- [Your objective]:
Copy out the lines that include the word "this".
* Start Data to process *
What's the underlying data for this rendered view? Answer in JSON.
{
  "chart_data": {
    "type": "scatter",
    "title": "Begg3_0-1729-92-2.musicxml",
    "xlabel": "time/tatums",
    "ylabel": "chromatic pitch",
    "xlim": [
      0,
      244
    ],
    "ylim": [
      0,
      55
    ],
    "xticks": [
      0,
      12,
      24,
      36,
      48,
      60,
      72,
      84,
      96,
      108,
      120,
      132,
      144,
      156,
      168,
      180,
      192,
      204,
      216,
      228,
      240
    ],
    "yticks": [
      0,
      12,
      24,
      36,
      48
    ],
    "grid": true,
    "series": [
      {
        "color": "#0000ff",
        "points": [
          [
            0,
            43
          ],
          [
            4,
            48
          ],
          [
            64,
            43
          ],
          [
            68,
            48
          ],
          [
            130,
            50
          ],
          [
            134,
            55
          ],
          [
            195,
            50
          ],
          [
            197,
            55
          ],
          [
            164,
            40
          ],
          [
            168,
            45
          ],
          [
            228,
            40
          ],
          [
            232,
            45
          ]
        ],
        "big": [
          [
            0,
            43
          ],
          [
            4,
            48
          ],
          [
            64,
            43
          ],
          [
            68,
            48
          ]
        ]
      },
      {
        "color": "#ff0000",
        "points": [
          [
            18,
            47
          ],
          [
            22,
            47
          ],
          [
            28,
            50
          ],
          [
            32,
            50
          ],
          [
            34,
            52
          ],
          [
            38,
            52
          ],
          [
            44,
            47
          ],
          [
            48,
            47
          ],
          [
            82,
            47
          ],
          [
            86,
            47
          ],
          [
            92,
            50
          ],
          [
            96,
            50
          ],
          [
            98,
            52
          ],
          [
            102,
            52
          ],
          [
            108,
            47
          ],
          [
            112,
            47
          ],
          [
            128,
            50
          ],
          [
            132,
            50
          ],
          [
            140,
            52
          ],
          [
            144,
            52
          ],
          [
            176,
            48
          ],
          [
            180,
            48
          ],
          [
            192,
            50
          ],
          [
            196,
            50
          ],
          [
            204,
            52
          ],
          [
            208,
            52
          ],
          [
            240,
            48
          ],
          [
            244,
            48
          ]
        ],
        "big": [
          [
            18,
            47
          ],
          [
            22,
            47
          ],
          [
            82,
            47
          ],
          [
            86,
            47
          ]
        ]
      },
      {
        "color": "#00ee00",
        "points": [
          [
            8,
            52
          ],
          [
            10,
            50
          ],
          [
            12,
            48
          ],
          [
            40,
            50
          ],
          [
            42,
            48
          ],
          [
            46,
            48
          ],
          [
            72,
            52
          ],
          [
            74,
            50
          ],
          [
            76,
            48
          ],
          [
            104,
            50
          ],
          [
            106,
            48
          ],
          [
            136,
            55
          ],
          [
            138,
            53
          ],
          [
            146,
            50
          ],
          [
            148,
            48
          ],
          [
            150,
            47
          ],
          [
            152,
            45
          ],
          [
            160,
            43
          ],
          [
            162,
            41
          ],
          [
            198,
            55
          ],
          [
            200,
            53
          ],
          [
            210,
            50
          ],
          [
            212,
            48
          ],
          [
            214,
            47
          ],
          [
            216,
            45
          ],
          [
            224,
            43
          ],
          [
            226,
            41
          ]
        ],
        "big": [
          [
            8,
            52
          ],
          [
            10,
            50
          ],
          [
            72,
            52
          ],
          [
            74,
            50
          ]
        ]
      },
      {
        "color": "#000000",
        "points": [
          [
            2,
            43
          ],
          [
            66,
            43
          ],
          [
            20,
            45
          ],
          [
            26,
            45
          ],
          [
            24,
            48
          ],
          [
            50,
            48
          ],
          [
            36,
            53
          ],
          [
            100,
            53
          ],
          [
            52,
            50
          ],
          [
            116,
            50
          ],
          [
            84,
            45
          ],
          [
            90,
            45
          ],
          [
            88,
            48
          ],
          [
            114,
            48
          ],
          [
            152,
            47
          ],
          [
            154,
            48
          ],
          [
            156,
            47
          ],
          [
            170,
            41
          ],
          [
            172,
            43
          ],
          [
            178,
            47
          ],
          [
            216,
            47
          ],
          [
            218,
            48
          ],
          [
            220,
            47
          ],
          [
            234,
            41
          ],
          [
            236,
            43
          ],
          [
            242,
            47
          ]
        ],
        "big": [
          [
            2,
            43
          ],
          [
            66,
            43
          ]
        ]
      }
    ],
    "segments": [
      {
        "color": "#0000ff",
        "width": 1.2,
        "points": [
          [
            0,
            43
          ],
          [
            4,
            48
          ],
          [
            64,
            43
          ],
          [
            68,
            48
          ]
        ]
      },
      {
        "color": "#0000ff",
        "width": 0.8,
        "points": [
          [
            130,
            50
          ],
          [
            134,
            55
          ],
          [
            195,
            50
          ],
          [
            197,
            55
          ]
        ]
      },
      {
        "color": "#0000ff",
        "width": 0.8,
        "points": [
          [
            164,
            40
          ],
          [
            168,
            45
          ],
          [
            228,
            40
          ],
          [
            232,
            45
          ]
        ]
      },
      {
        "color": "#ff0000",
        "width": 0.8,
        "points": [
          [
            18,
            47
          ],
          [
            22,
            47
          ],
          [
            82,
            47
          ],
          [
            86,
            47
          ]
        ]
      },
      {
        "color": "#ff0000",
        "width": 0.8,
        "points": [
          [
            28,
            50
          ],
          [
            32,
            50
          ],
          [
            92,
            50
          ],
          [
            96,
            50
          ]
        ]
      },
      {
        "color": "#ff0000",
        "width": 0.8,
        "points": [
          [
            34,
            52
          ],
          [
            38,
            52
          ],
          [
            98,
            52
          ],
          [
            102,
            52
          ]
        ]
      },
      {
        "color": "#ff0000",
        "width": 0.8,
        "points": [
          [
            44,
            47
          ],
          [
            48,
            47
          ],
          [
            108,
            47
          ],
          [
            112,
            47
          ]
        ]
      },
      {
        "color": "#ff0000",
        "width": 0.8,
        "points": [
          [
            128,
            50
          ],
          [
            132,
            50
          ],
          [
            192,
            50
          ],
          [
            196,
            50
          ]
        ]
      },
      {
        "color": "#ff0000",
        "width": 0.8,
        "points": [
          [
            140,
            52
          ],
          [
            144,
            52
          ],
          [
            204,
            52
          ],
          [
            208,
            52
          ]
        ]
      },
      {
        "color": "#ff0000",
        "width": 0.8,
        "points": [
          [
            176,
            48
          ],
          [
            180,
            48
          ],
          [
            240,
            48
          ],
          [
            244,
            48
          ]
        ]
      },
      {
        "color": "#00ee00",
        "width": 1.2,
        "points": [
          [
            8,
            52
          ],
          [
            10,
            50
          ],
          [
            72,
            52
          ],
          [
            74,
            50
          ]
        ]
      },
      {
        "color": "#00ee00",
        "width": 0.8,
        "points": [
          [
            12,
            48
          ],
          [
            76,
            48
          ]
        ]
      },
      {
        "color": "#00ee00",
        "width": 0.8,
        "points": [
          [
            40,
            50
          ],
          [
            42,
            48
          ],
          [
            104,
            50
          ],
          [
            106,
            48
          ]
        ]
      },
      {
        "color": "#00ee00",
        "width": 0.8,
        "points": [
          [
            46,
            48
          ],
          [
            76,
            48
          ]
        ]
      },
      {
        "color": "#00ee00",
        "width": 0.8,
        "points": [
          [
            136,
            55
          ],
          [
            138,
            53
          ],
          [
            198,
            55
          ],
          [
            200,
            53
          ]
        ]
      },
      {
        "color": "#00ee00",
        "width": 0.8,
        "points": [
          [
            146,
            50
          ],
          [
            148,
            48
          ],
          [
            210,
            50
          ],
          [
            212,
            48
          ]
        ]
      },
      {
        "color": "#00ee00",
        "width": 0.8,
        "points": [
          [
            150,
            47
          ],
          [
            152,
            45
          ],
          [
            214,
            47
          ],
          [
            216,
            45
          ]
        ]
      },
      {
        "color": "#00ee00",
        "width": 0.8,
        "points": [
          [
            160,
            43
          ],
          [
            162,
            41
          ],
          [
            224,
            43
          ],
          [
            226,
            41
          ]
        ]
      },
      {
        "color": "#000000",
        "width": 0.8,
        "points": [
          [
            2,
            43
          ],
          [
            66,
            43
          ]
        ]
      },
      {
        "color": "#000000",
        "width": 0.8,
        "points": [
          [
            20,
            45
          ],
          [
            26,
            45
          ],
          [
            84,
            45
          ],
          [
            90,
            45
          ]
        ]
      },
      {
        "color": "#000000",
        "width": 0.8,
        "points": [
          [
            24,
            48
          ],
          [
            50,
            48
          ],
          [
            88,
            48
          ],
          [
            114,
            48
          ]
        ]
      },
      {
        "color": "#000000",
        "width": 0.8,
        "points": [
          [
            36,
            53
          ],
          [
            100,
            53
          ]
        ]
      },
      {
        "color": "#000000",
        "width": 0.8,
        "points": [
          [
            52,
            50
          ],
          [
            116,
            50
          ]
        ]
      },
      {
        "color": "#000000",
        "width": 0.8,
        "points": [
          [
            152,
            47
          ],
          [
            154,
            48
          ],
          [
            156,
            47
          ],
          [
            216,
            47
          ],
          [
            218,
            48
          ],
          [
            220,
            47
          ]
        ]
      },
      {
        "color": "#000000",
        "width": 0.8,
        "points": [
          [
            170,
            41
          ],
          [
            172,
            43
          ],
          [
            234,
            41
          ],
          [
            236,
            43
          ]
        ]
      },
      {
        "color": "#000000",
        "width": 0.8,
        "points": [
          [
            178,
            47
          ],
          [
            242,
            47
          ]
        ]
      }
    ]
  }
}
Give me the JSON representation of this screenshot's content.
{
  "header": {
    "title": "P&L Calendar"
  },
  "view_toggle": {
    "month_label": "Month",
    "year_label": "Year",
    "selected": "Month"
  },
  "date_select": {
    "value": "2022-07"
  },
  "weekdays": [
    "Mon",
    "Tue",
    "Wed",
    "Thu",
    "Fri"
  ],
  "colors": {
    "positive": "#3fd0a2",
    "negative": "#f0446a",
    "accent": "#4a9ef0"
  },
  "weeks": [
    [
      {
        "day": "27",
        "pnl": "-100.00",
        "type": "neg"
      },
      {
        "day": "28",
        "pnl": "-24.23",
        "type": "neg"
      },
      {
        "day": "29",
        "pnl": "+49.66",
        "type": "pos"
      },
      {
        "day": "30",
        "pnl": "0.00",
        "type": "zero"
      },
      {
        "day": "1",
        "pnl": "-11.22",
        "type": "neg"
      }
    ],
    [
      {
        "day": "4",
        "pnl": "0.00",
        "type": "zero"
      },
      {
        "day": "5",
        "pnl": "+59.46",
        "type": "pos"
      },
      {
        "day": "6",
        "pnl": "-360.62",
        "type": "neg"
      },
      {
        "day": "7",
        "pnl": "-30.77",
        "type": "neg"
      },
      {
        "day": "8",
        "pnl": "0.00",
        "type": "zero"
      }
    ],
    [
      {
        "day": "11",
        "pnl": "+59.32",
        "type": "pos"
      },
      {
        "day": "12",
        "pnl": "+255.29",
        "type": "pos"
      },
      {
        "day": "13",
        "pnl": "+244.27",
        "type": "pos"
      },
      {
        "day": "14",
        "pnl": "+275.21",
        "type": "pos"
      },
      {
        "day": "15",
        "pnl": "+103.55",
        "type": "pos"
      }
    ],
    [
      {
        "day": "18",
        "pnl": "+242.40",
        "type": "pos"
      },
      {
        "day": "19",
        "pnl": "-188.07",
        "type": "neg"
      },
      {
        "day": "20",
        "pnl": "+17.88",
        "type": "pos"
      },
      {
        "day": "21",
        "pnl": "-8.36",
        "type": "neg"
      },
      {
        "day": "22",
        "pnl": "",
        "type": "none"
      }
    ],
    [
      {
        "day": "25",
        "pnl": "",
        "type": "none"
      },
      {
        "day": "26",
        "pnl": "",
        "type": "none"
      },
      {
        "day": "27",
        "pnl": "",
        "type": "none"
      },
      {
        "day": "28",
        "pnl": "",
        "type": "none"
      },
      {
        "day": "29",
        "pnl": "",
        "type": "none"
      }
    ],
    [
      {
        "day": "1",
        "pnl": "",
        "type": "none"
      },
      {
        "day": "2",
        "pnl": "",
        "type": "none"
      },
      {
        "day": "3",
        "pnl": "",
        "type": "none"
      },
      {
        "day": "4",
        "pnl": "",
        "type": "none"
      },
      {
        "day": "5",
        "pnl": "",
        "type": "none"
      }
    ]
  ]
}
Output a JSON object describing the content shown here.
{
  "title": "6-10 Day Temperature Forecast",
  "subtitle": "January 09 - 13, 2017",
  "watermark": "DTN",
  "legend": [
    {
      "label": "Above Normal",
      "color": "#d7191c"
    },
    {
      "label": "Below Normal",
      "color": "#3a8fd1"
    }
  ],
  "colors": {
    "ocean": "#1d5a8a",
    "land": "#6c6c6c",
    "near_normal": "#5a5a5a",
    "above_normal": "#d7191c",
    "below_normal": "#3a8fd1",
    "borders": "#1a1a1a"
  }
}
* End Data to process *
- [The reply]:
What's the underlying data for this rendered view? Answer in JSON.
Give me the JSON representation of this screenshot's content.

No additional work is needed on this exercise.